§ **Short problem**
Show every line where "Index" occurs.

— START OF Data for processing —

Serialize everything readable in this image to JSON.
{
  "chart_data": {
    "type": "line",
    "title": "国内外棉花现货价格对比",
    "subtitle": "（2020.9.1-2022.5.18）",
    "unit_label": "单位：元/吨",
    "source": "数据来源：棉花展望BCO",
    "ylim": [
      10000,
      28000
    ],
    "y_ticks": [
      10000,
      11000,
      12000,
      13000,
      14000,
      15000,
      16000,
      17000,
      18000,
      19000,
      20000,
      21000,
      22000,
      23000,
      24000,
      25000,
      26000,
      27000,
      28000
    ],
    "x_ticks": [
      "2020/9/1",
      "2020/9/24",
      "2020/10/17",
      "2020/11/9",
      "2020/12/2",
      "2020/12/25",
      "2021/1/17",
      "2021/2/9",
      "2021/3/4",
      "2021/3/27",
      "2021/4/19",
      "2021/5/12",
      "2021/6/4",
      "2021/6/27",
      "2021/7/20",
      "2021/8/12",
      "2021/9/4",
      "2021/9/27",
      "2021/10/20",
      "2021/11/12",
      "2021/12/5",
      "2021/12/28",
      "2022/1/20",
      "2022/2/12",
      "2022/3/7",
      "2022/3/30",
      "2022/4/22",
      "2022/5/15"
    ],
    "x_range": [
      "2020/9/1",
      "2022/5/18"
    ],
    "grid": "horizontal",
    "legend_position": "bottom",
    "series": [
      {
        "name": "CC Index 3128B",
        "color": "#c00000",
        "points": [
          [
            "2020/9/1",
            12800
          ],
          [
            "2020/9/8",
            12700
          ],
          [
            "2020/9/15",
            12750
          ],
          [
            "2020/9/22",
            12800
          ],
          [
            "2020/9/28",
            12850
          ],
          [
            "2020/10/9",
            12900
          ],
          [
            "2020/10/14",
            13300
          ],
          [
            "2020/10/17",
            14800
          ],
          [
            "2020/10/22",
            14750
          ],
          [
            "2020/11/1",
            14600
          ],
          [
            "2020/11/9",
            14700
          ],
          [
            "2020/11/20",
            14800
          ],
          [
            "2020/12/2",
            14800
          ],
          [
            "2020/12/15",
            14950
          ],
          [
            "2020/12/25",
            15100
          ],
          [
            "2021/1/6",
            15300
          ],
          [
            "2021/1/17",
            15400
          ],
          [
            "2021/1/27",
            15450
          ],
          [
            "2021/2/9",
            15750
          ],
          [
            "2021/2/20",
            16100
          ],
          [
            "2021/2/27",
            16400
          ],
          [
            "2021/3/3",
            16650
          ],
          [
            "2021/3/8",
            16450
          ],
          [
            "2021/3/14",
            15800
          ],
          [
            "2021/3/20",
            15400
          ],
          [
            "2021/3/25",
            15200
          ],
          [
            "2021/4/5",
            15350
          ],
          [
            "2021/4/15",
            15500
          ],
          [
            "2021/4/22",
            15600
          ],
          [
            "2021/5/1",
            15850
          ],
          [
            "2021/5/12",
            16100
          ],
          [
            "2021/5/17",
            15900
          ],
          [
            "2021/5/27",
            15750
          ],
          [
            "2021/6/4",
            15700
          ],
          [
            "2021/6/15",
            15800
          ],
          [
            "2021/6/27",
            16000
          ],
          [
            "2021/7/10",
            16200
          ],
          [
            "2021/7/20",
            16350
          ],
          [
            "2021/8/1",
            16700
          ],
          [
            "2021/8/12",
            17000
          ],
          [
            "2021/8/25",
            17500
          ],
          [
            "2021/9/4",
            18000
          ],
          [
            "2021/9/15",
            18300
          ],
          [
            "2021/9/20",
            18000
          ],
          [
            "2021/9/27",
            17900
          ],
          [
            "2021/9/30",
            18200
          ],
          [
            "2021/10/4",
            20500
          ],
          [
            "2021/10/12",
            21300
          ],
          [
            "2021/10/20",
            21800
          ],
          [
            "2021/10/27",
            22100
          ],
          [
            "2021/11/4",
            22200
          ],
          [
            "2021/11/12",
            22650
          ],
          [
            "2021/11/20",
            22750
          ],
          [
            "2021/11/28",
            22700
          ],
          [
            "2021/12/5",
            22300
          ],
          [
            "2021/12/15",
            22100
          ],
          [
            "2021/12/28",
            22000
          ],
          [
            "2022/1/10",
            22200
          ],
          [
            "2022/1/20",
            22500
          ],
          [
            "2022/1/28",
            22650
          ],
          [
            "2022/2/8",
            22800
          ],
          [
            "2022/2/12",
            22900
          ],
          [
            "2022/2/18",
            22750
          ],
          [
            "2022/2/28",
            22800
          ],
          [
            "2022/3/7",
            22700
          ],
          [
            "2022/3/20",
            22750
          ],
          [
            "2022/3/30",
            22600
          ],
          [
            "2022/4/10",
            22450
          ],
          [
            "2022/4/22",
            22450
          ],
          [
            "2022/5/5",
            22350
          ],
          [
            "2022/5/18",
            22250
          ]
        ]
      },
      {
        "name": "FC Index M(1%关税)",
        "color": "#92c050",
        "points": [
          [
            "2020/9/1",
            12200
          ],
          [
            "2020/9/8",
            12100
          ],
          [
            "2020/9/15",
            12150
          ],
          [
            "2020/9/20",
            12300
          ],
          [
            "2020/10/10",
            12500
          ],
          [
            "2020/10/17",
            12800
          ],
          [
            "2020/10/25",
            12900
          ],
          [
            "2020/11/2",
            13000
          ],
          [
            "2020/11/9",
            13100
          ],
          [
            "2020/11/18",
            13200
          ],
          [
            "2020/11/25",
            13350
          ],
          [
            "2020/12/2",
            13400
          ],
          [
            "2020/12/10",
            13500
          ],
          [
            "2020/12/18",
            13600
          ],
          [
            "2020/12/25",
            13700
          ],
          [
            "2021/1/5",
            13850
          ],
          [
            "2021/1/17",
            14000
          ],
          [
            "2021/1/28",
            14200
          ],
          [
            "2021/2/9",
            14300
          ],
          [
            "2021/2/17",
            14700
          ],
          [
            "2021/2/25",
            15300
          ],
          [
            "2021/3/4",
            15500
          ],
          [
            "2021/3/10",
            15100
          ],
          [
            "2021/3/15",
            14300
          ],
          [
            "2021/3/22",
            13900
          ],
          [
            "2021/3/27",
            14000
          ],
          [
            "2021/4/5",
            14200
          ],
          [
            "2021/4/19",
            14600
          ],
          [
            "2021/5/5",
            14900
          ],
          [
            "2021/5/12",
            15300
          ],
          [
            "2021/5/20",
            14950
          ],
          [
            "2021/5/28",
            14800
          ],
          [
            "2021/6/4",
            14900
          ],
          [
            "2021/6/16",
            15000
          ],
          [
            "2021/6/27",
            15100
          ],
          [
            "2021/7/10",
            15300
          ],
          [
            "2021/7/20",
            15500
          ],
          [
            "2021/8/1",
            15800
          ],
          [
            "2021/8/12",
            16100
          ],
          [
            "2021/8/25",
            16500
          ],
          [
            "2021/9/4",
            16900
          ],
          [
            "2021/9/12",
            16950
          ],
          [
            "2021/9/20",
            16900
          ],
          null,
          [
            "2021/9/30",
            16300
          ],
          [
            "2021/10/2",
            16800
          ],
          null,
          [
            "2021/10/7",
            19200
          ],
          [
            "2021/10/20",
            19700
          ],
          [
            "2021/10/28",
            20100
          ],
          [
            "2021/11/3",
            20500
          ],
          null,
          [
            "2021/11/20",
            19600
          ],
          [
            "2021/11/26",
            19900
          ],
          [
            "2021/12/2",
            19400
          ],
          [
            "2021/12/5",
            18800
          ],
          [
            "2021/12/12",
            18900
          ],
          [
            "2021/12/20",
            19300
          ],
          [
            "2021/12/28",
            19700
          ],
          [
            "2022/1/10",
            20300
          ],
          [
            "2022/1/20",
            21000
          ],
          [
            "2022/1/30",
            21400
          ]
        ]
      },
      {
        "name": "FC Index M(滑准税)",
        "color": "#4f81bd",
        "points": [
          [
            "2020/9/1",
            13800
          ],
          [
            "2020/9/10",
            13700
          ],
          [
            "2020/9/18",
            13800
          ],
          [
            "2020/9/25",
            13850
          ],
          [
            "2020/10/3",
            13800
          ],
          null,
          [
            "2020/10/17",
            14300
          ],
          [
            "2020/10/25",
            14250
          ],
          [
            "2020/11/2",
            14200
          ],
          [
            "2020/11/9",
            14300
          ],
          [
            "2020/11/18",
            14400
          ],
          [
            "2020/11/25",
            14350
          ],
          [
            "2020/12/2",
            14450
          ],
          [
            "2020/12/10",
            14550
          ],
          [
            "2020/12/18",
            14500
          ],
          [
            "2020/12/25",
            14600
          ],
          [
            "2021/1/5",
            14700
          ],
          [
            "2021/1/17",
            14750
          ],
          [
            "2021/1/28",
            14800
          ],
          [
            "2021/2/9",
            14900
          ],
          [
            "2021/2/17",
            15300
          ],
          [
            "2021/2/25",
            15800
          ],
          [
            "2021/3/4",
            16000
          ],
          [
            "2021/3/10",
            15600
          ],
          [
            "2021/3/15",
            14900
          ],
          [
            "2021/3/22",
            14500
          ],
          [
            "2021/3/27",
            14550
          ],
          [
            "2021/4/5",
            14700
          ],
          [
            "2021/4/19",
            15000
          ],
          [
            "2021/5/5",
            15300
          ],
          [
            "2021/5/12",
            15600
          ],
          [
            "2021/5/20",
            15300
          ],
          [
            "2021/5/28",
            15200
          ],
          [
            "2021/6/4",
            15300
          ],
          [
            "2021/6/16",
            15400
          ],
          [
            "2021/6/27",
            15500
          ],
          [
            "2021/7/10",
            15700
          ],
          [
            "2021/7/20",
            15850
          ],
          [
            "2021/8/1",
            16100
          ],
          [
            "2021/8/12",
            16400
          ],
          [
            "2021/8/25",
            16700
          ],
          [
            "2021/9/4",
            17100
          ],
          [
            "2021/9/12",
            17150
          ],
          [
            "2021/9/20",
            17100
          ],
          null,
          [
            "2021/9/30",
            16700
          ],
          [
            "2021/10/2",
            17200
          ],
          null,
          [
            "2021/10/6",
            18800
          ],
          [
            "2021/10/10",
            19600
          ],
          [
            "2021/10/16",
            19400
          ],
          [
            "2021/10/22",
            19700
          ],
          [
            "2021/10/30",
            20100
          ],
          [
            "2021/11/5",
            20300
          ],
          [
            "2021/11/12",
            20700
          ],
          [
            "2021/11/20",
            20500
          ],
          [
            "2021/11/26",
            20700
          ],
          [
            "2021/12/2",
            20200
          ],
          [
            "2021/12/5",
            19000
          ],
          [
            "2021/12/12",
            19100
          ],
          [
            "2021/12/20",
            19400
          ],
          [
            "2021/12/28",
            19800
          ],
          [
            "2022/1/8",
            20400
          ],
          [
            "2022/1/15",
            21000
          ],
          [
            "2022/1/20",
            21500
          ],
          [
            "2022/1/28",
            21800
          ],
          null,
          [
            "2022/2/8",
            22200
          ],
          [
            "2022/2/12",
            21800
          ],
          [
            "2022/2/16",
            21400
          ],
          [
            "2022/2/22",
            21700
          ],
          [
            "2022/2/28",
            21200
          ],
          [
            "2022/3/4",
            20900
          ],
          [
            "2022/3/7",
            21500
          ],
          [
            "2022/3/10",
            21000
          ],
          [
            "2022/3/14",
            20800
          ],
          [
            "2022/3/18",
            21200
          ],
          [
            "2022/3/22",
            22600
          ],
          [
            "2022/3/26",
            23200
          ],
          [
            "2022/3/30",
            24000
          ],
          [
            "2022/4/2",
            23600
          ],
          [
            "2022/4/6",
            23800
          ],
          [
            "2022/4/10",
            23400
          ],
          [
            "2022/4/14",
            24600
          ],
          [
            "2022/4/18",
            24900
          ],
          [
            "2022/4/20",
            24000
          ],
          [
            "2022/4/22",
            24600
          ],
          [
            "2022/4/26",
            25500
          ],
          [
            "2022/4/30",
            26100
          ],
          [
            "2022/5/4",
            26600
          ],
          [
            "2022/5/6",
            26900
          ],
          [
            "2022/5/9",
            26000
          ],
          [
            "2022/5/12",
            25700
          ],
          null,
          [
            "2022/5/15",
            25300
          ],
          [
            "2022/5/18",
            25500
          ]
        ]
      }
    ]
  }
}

— END OF Data for processing —

§ **Task response**
        "name": "CC Index 3128B",
        "name": "FC Index M(1%关税)",
        "name": "FC Index M(滑准税)",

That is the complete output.